▶ **What to work on**: Give back the full material, exactly as it reads.

Start

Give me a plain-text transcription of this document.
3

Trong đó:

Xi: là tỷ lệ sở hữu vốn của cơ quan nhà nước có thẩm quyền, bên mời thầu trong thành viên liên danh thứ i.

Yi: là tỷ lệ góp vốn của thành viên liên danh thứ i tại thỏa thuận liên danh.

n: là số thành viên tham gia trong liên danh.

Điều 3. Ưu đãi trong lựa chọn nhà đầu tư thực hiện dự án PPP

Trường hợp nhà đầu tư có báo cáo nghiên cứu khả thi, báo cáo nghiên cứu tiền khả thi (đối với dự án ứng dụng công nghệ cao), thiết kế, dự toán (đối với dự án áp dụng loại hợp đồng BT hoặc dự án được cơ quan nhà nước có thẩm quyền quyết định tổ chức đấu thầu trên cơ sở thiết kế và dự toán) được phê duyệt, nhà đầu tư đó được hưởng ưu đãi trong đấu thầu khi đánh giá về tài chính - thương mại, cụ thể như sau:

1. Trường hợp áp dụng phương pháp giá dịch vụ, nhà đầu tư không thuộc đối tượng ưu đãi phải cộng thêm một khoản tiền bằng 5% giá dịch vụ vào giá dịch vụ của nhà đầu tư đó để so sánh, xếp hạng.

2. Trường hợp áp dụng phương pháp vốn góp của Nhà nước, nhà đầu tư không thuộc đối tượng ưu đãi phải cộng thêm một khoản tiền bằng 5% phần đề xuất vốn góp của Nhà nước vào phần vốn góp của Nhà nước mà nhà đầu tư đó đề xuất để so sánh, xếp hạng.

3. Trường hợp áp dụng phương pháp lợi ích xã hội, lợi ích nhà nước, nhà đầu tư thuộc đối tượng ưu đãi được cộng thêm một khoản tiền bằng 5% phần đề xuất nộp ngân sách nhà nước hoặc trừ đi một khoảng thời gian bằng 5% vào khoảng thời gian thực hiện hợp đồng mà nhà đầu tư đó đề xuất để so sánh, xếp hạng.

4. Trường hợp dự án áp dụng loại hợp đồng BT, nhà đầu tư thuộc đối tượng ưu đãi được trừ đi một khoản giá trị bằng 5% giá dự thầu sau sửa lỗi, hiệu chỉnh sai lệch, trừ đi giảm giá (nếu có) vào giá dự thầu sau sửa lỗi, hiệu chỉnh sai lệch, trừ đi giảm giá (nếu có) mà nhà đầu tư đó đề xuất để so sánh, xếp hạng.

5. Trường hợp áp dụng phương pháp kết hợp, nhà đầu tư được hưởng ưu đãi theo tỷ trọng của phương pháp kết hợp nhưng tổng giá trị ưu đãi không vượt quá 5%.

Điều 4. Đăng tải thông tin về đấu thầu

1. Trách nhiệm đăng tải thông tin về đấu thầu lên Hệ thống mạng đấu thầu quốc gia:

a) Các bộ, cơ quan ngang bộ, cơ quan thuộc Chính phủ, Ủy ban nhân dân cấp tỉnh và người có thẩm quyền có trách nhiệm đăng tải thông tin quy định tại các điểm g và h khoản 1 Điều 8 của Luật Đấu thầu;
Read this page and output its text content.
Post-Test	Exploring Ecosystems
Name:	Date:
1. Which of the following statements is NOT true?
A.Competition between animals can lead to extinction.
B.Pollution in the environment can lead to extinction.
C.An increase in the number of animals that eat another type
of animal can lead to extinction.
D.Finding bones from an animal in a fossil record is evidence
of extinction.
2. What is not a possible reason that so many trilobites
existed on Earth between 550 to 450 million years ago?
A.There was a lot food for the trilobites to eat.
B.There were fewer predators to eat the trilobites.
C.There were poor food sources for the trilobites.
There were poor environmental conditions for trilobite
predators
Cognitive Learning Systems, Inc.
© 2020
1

End

▶ **Solution for this problem**:
Give me a plain-text transcription of this document.
3

Trong đó:

Xi: là tỷ lệ sở hữu vốn của cơ quan nhà nước có thẩm quyền, bên mời thầu trong thành viên liên danh thứ i.

Yi: là tỷ lệ góp vốn của thành viên liên danh thứ i tại thỏa thuận liên danh.

n: là số thành viên tham gia trong liên danh.

Điều 3. Ưu đãi trong lựa chọn nhà đầu tư thực hiện dự án PPP

Trường hợp nhà đầu tư có báo cáo nghiên cứu khả thi, báo cáo nghiên cứu tiền khả thi (đối với dự án ứng dụng công nghệ cao), thiết kế, dự toán (đối với dự án áp dụng loại hợp đồng BT hoặc dự án được cơ quan nhà nước có thẩm quyền quyết định tổ chức đấu thầu trên cơ sở thiết kế và dự toán) được phê duyệt, nhà đầu tư đó được hưởng ưu đãi trong đấu thầu khi đánh giá về tài chính - thương mại, cụ thể như sau:

1. Trường hợp áp dụng phương pháp giá dịch vụ, nhà đầu tư không thuộc đối tượng ưu đãi phải cộng thêm một khoản tiền bằng 5% giá dịch vụ vào giá dịch vụ của nhà đầu tư đó để so sánh, xếp hạng.

2. Trường hợp áp dụng phương pháp vốn góp của Nhà nước, nhà đầu tư không thuộc đối tượng ưu đãi phải cộng thêm một khoản tiền bằng 5% phần đề xuất vốn góp của Nhà nước vào phần vốn góp của Nhà nước mà nhà đầu tư đó đề xuất để so sánh, xếp hạng.

3. Trường hợp áp dụng phương pháp lợi ích xã hội, lợi ích nhà nước, nhà đầu tư thuộc đối tượng ưu đãi được cộng thêm một khoản tiền bằng 5% phần đề xuất nộp ngân sách nhà nước hoặc trừ đi một khoảng thời gian bằng 5% vào khoảng thời gian thực hiện hợp đồng mà nhà đầu tư đó đề xuất để so sánh, xếp hạng.

4. Trường hợp dự án áp dụng loại hợp đồng BT, nhà đầu tư thuộc đối tượng ưu đãi được trừ đi một khoản giá trị bằng 5% giá dự thầu sau sửa lỗi, hiệu chỉnh sai lệch, trừ đi giảm giá (nếu có) vào giá dự thầu sau sửa lỗi, hiệu chỉnh sai lệch, trừ đi giảm giá (nếu có) mà nhà đầu tư đó đề xuất để so sánh, xếp hạng.

5. Trường hợp áp dụng phương pháp kết hợp, nhà đầu tư được hưởng ưu đãi theo tỷ trọng của phương pháp kết hợp nhưng tổng giá trị ưu đãi không vượt quá 5%.

Điều 4. Đăng tải thông tin về đấu thầu

1. Trách nhiệm đăng tải thông tin về đấu thầu lên Hệ thống mạng đấu thầu quốc gia:

a) Các bộ, cơ quan ngang bộ, cơ quan thuộc Chính phủ, Ủy ban nhân dân cấp tỉnh và người có thẩm quyền có trách nhiệm đăng tải thông tin quy định tại các điểm g và h khoản 1 Điều 8 của Luật Đấu thầu;
Read this page and output its text content.
Post-Test	Exploring Ecosystems
Name:	Date:
1. Which of the following statements is NOT true?
A.Competition between animals can lead to extinction.
B.Pollution in the environment can lead to extinction.
C.An increase in the number of animals that eat another type
of animal can lead to extinction.
D.Finding bones from an animal in a fossil record is evidence
of extinction.
2. What is not a possible reason that so many trilobites
existed on Earth between 550 to 450 million years ago?
A.There was a lot food for the trilobites to eat.
B.There were fewer predators to eat the trilobites.
C.There were poor food sources for the trilobites.
There were poor environmental conditions for trilobite
predators
Cognitive Learning Systems, Inc.
© 2020
1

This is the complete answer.